▶ What is needed
Collect all lines below with the string "screenshot".

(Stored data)
-- -- --

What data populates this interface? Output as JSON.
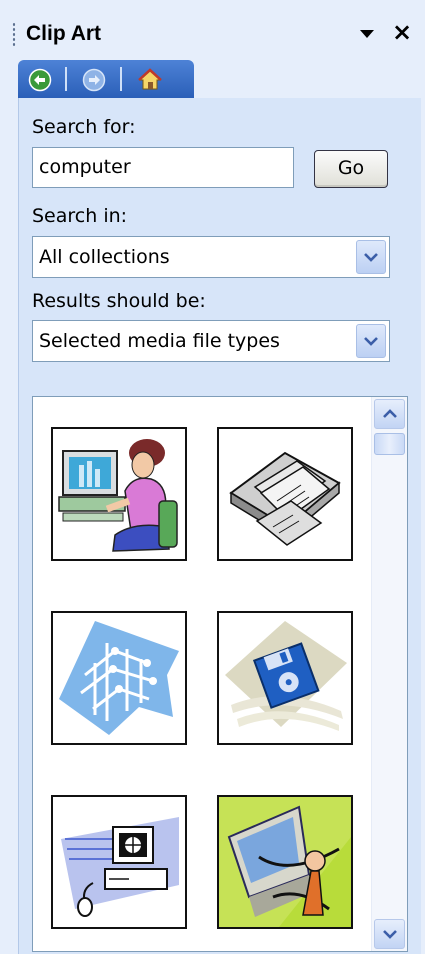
{
  "pane": {
    "title": "Clip Art",
    "menu_icon": "dropdown-arrow-icon",
    "close_label": "×"
  },
  "nav": {
    "back_icon": "back-arrow-icon",
    "forward_icon": "forward-arrow-icon",
    "home_icon": "home-icon"
  },
  "search": {
    "label": "Search for:",
    "value": "computer",
    "go_label": "Go"
  },
  "search_in": {
    "label": "Search in:",
    "value": "All collections"
  },
  "results_type": {
    "label": "Results should be:",
    "value": "Selected media file types"
  },
  "results": {
    "items": [
      {
        "icon": "woman-at-computer-icon"
      },
      {
        "icon": "floppy-disks-tray-icon"
      },
      {
        "icon": "circuit-board-icon"
      },
      {
        "icon": "blue-floppy-disk-icon"
      },
      {
        "icon": "desktop-computer-mouse-icon"
      },
      {
        "icon": "abstract-computer-art-icon"
      }
    ]
  },
  "colors": {
    "nav_bar": "#2b5fb8",
    "pane_bg": "#e6eefb",
    "field_border": "#7f9db9"
  }
}
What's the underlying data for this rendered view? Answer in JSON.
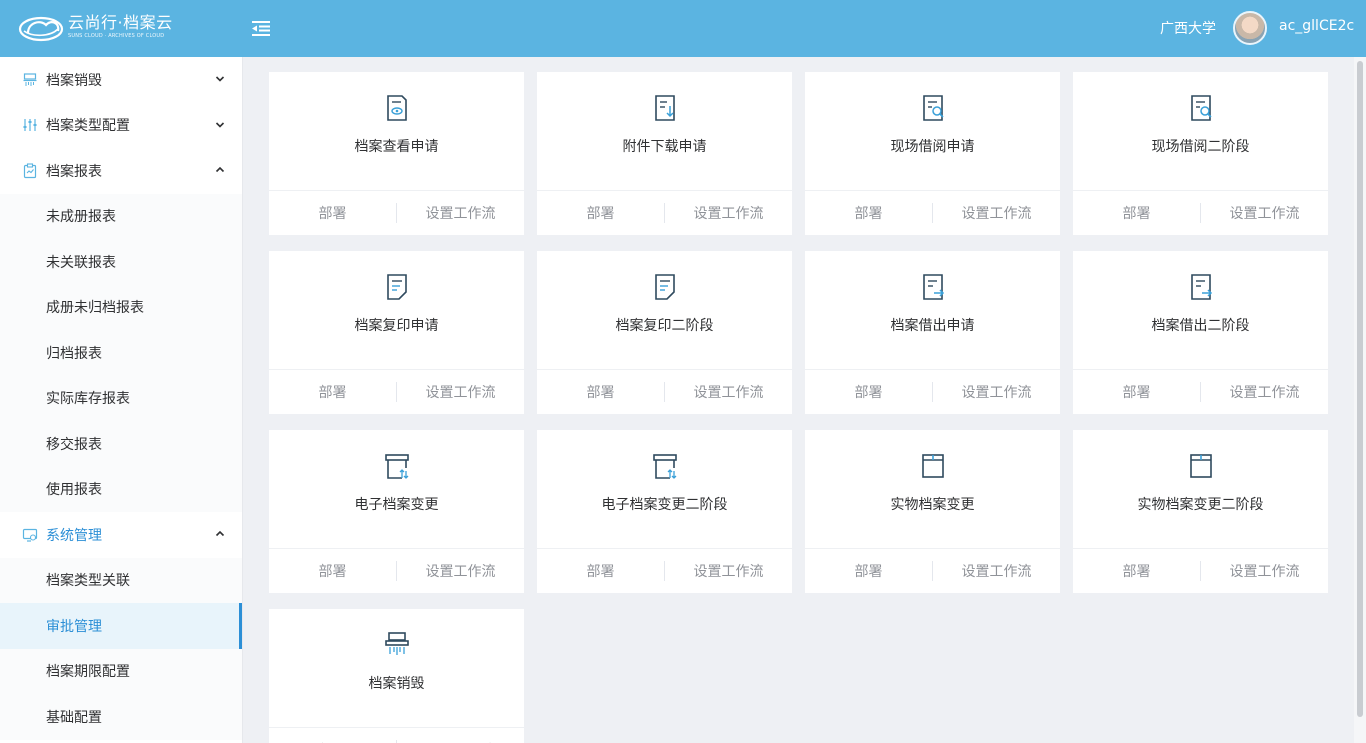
{
  "header": {
    "logo_title": "云尚行·档案云",
    "logo_subtitle": "SUNS CLOUD · ARCHIVES OF CLOUD",
    "org": "广西大学",
    "user": "ac_gllCE2c"
  },
  "sidebar": {
    "groups": [
      {
        "label": "档案销毁",
        "icon": "shredder-icon",
        "expanded": false
      },
      {
        "label": "档案类型配置",
        "icon": "sliders-icon",
        "expanded": false
      },
      {
        "label": "档案报表",
        "icon": "report-clipboard-icon",
        "expanded": true,
        "children": [
          "未成册报表",
          "未关联报表",
          "成册未归档报表",
          "归档报表",
          "实际库存报表",
          "移交报表",
          "使用报表"
        ]
      },
      {
        "label": "系统管理",
        "icon": "monitor-settings-icon",
        "expanded": true,
        "children": [
          "档案类型关联",
          "审批管理",
          "档案期限配置",
          "基础配置"
        ]
      }
    ],
    "selected": "审批管理"
  },
  "card_actions": {
    "deploy": "部署",
    "workflow": "设置工作流"
  },
  "cards": [
    {
      "title": "档案查看申请",
      "icon": "document-view-icon"
    },
    {
      "title": "附件下载申请",
      "icon": "document-download-icon"
    },
    {
      "title": "现场借阅申请",
      "icon": "document-search-icon"
    },
    {
      "title": "现场借阅二阶段",
      "icon": "document-search-icon"
    },
    {
      "title": "档案复印申请",
      "icon": "document-copy-icon"
    },
    {
      "title": "档案复印二阶段",
      "icon": "document-copy-icon"
    },
    {
      "title": "档案借出申请",
      "icon": "document-export-icon"
    },
    {
      "title": "档案借出二阶段",
      "icon": "document-export-icon"
    },
    {
      "title": "电子档案变更",
      "icon": "archive-box-swap-icon"
    },
    {
      "title": "电子档案变更二阶段",
      "icon": "archive-box-swap-icon"
    },
    {
      "title": "实物档案变更",
      "icon": "box-icon"
    },
    {
      "title": "实物档案变更二阶段",
      "icon": "box-icon"
    },
    {
      "title": "档案销毁",
      "icon": "shredder-icon"
    }
  ],
  "colors": {
    "header": "#5bb4e1",
    "accent": "#2c8fd6",
    "background": "#eef0f4"
  }
}
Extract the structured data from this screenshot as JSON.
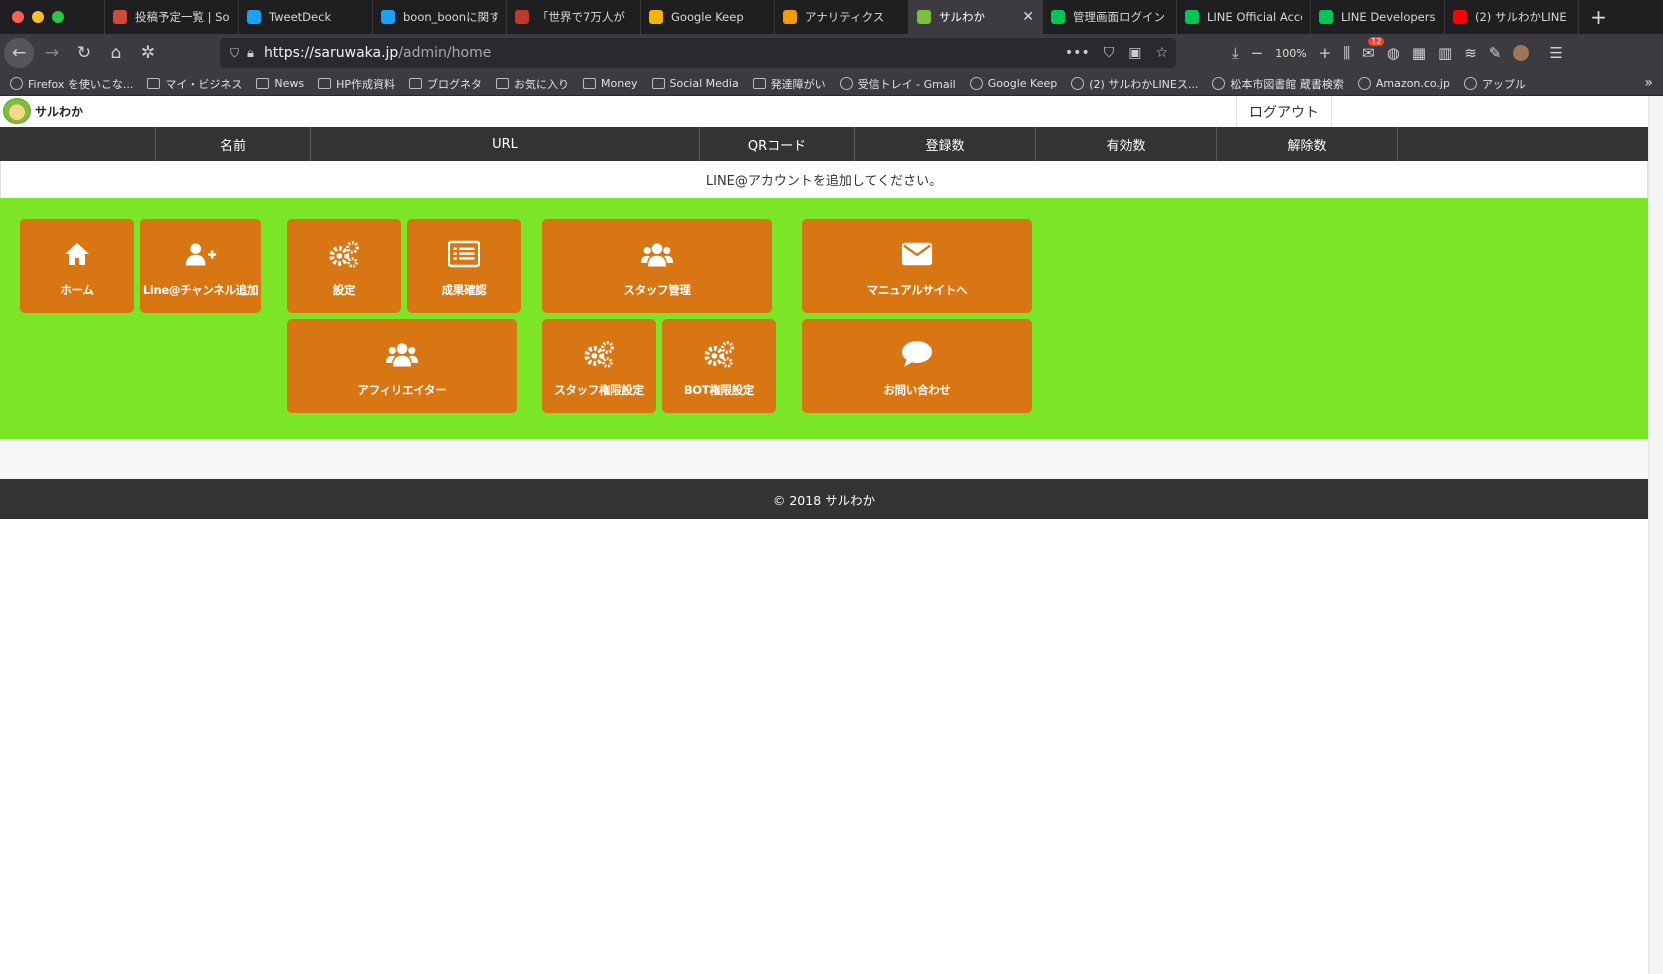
{
  "browser": {
    "tabs": [
      {
        "title": "投稿予定一覧 | So",
        "fav_color": "#d14b3a",
        "fav_glyph": "◔",
        "icon": "socialdog-icon"
      },
      {
        "title": "TweetDeck",
        "fav_color": "#1da1f2",
        "fav_glyph": "🐦",
        "icon": "twitter-icon"
      },
      {
        "title": "boon_boonに関す",
        "fav_color": "#1da1f2",
        "fav_glyph": "🐦",
        "icon": "twitter-icon"
      },
      {
        "title": "「世界で7万人が",
        "fav_color": "#c0392b",
        "fav_glyph": "ω",
        "icon": "article-icon"
      },
      {
        "title": "Google Keep",
        "fav_color": "#f6b400",
        "fav_glyph": "●",
        "icon": "google-keep-icon"
      },
      {
        "title": "アナリティクス",
        "fav_color": "#f29b00",
        "fav_glyph": "▮",
        "icon": "analytics-icon"
      },
      {
        "title": "サルわか",
        "fav_color": "#7bbf3a",
        "fav_glyph": "●",
        "icon": "saruwaka-icon",
        "active": true
      },
      {
        "title": "管理画面ログイン",
        "fav_color": "#06c755",
        "fav_glyph": "●",
        "icon": "line-icon"
      },
      {
        "title": "LINE Official Acco",
        "fav_color": "#06c755",
        "fav_glyph": "L",
        "icon": "line-official-icon"
      },
      {
        "title": "LINE Developers",
        "fav_color": "#06c755",
        "fav_glyph": "‹›",
        "icon": "line-developers-icon"
      },
      {
        "title": "(2) サルわかLINE",
        "fav_color": "#ff0000",
        "fav_glyph": "▶",
        "icon": "youtube-icon"
      }
    ],
    "url_host": "https://saruwaka.jp",
    "url_path": "/admin/home",
    "zoom": "100%",
    "notification_count": "12",
    "bookmarks": [
      {
        "label": "Firefox を使いこな...",
        "icon": "firefox-icon"
      },
      {
        "label": "マイ・ビジネス",
        "icon": "folder-icon"
      },
      {
        "label": "News",
        "icon": "folder-icon"
      },
      {
        "label": "HP作成資料",
        "icon": "folder-icon"
      },
      {
        "label": "ブログネタ",
        "icon": "folder-icon"
      },
      {
        "label": "お気に入り",
        "icon": "folder-icon"
      },
      {
        "label": "Money",
        "icon": "folder-icon"
      },
      {
        "label": "Social Media",
        "icon": "folder-icon"
      },
      {
        "label": "発達障がい",
        "icon": "folder-icon"
      },
      {
        "label": "受信トレイ - Gmail",
        "icon": "gmail-icon"
      },
      {
        "label": "Google Keep",
        "icon": "google-keep-icon"
      },
      {
        "label": "(2) サルわかLINEス...",
        "icon": "youtube-icon"
      },
      {
        "label": "松本市図書館 蔵書検索",
        "icon": "globe-icon"
      },
      {
        "label": "Amazon.co.jp",
        "icon": "amazon-icon"
      },
      {
        "label": "アップル",
        "icon": "apple-icon"
      }
    ]
  },
  "header": {
    "logo_text": "サルわか",
    "logout_label": "ログアウト"
  },
  "table": {
    "columns": [
      "",
      "名前",
      "URL",
      "QRコード",
      "登録数",
      "有効数",
      "解除数",
      ""
    ],
    "empty_message": "LINE@アカウントを追加してください。"
  },
  "tiles": [
    {
      "label": "ホーム",
      "icon": "home-icon"
    },
    {
      "label": "Line@チャンネル追加",
      "icon": "add-user-icon"
    },
    {
      "label": "設定",
      "icon": "gears-icon"
    },
    {
      "label": "成果確認",
      "icon": "list-icon"
    },
    {
      "label": "スタッフ管理",
      "icon": "users-icon"
    },
    {
      "label": "マニュアルサイトへ",
      "icon": "envelope-icon"
    },
    {
      "label": "アフィリエイター",
      "icon": "users-icon"
    },
    {
      "label": "スタッフ権限設定",
      "icon": "gears-icon"
    },
    {
      "label": "BOT権限設定",
      "icon": "gears-icon"
    },
    {
      "label": "お問い合わせ",
      "icon": "chat-icon"
    }
  ],
  "footer": {
    "copyright": "© 2018 サルわか"
  },
  "colors": {
    "tile": "#d97614",
    "panel": "#7be626",
    "header_bar": "#333333"
  }
}
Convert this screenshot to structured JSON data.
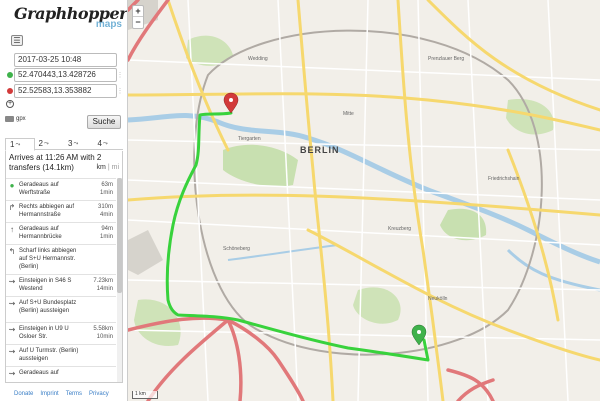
{
  "logo": {
    "main": "Graphhopper",
    "sub": "maps"
  },
  "layers_icon": "layers-icon",
  "inputs": {
    "time": "2017-03-25 10:48",
    "start": "52.470443,13.428726",
    "end": "52.52583,13.353882"
  },
  "colors": {
    "start": "#3fb24b",
    "end": "#d23a3a",
    "route": "#38d23c",
    "accent": "#74b2d6"
  },
  "gpx_label": "gpx",
  "search_label": "Suche",
  "tabs": [
    {
      "label": "1",
      "active": true
    },
    {
      "label": "2",
      "active": false
    },
    {
      "label": "3",
      "active": false
    },
    {
      "label": "4",
      "active": false
    }
  ],
  "summary": "Arrives at 11:26 AM with 2 transfers (14.1km)",
  "units": {
    "km": "km",
    "sep": "|",
    "mi": "mi"
  },
  "instructions": [
    {
      "icon": "marker-icon",
      "text": "Geradeaus auf Werftstraße",
      "dist": "63m",
      "time": "1min"
    },
    {
      "icon": "turn-right-icon",
      "text": "Rechts abbiegen auf Hermannstraße",
      "dist": "310m",
      "time": "4min"
    },
    {
      "icon": "straight-icon",
      "text": "Geradeaus auf Hermannbrücke",
      "dist": "94m",
      "time": "1min"
    },
    {
      "icon": "turn-sharp-left-icon",
      "text": "Scharf links abbiegen auf S+U Hermannstr. (Berlin)",
      "dist": "",
      "time": ""
    },
    {
      "icon": "transit-icon",
      "text": "Einsteigen in S46 S Westend",
      "dist": "7.23km",
      "time": "14min"
    },
    {
      "icon": "transit-icon",
      "text": "Auf S+U Bundesplatz (Berlin) aussteigen",
      "dist": "",
      "time": ""
    },
    {
      "icon": "transit-icon",
      "text": "Einsteigen in U9 U Osloer Str.",
      "dist": "5.58km",
      "time": "10min"
    },
    {
      "icon": "transit-icon",
      "text": "Auf U Turmstr. (Berlin) aussteigen",
      "dist": "",
      "time": ""
    },
    {
      "icon": "transit-icon",
      "text": "Geradeaus auf",
      "dist": "",
      "time": ""
    }
  ],
  "footer": [
    "Donate",
    "Imprint",
    "Terms",
    "Privacy"
  ],
  "map": {
    "city": "BERLIN",
    "zoom_in": "+",
    "zoom_out": "−",
    "scale": "1 km",
    "district_labels": [
      "Mitte",
      "Prenzlauer Berg",
      "Kreuzberg",
      "Neukölln",
      "Schöneberg",
      "Tiergarten",
      "Friedrichshain",
      "Wedding"
    ]
  }
}
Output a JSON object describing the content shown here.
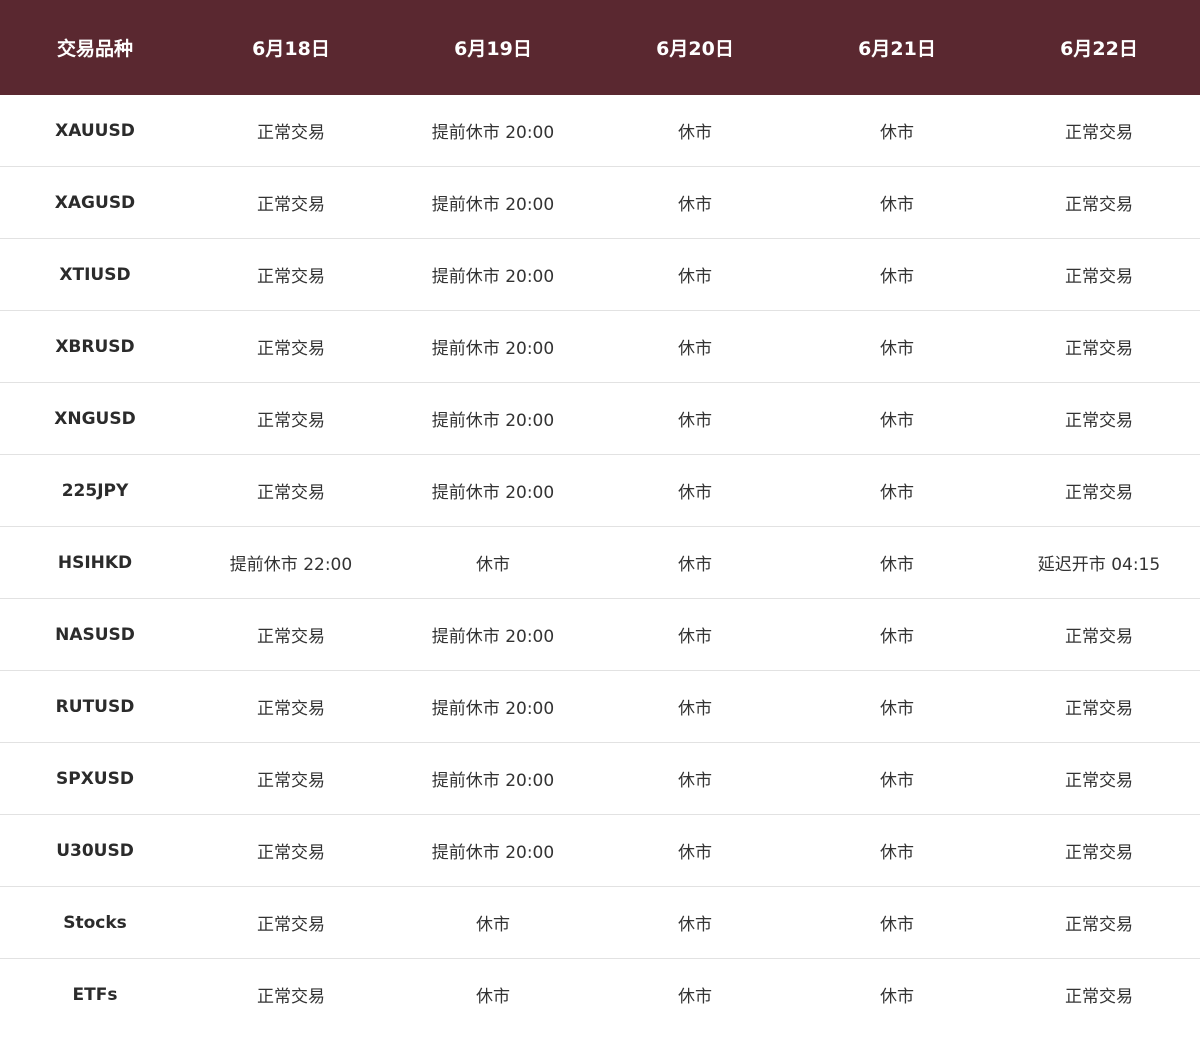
{
  "table": {
    "headers": [
      "交易品种",
      "6月18日",
      "6月19日",
      "6月20日",
      "6月21日",
      "6月22日"
    ],
    "rows": [
      [
        "XAUUSD",
        "正常交易",
        "提前休市 20:00",
        "休市",
        "休市",
        "正常交易"
      ],
      [
        "XAGUSD",
        "正常交易",
        "提前休市 20:00",
        "休市",
        "休市",
        "正常交易"
      ],
      [
        "XTIUSD",
        "正常交易",
        "提前休市 20:00",
        "休市",
        "休市",
        "正常交易"
      ],
      [
        "XBRUSD",
        "正常交易",
        "提前休市 20:00",
        "休市",
        "休市",
        "正常交易"
      ],
      [
        "XNGUSD",
        "正常交易",
        "提前休市 20:00",
        "休市",
        "休市",
        "正常交易"
      ],
      [
        "225JPY",
        "正常交易",
        "提前休市 20:00",
        "休市",
        "休市",
        "正常交易"
      ],
      [
        "HSIHKD",
        "提前休市 22:00",
        "休市",
        "休市",
        "休市",
        "延迟开市 04:15"
      ],
      [
        "NASUSD",
        "正常交易",
        "提前休市 20:00",
        "休市",
        "休市",
        "正常交易"
      ],
      [
        "RUTUSD",
        "正常交易",
        "提前休市 20:00",
        "休市",
        "休市",
        "正常交易"
      ],
      [
        "SPXUSD",
        "正常交易",
        "提前休市 20:00",
        "休市",
        "休市",
        "正常交易"
      ],
      [
        "U30USD",
        "正常交易",
        "提前休市 20:00",
        "休市",
        "休市",
        "正常交易"
      ],
      [
        "Stocks",
        "正常交易",
        "休市",
        "休市",
        "休市",
        "正常交易"
      ],
      [
        "ETFs",
        "正常交易",
        "休市",
        "休市",
        "休市",
        "正常交易"
      ]
    ]
  },
  "colors": {
    "header_background": "#5a2830",
    "header_text": "#ffffff",
    "row_divider": "#e2e2e2",
    "body_text": "#333333"
  }
}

-- -- --

▶ Exercise solution
Extract the structured data from this screenshot as JSON.
Convert this screenshot to structured JSON data.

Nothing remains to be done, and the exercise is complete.